_AIM_.
Could you reproduce the records unchanged, starting at the very first line and ending at the line that contains "y-tick-label: 2 [30, 228, 35, 238]", with both of those lines included?

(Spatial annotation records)
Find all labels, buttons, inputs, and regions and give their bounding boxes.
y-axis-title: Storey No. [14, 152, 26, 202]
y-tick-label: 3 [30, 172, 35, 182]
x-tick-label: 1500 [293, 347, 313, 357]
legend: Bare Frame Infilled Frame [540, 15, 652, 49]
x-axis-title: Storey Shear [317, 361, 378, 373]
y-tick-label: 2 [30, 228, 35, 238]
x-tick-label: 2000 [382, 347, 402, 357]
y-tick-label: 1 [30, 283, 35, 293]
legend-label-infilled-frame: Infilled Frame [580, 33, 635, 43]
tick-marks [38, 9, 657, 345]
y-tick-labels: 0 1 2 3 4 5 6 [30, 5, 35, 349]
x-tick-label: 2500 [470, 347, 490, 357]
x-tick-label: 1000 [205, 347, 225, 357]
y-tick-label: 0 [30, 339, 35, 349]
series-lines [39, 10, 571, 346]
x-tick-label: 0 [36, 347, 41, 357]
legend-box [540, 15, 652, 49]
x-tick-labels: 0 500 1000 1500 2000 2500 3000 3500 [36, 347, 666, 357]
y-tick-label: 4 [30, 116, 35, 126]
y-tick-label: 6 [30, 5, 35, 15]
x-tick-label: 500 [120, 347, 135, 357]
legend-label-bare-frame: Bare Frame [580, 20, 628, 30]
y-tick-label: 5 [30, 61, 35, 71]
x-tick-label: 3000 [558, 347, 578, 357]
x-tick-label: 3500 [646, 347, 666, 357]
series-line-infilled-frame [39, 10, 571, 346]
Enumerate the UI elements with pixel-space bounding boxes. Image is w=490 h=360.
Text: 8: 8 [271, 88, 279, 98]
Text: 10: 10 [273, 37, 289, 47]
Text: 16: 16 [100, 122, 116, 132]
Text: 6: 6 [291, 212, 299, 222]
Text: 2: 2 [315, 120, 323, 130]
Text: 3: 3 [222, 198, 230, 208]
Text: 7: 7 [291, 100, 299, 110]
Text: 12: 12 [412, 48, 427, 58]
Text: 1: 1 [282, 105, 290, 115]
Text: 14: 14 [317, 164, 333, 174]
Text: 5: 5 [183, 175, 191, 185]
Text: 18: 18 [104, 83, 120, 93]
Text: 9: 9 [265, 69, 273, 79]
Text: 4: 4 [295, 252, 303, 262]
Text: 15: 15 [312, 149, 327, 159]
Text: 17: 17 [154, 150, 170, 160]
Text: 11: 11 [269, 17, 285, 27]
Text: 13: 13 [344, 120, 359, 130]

_EXERCISE RESULT_.
Find all labels, buttons, inputs, and regions and give their bounding boxes.
y-axis-title: Storey No. [14, 152, 26, 202]
y-tick-label: 3 [30, 172, 35, 182]
x-tick-label: 1500 [293, 347, 313, 357]
legend: Bare Frame Infilled Frame [540, 15, 652, 49]
x-axis-title: Storey Shear [317, 361, 378, 373]
y-tick-label: 2 [30, 228, 35, 238]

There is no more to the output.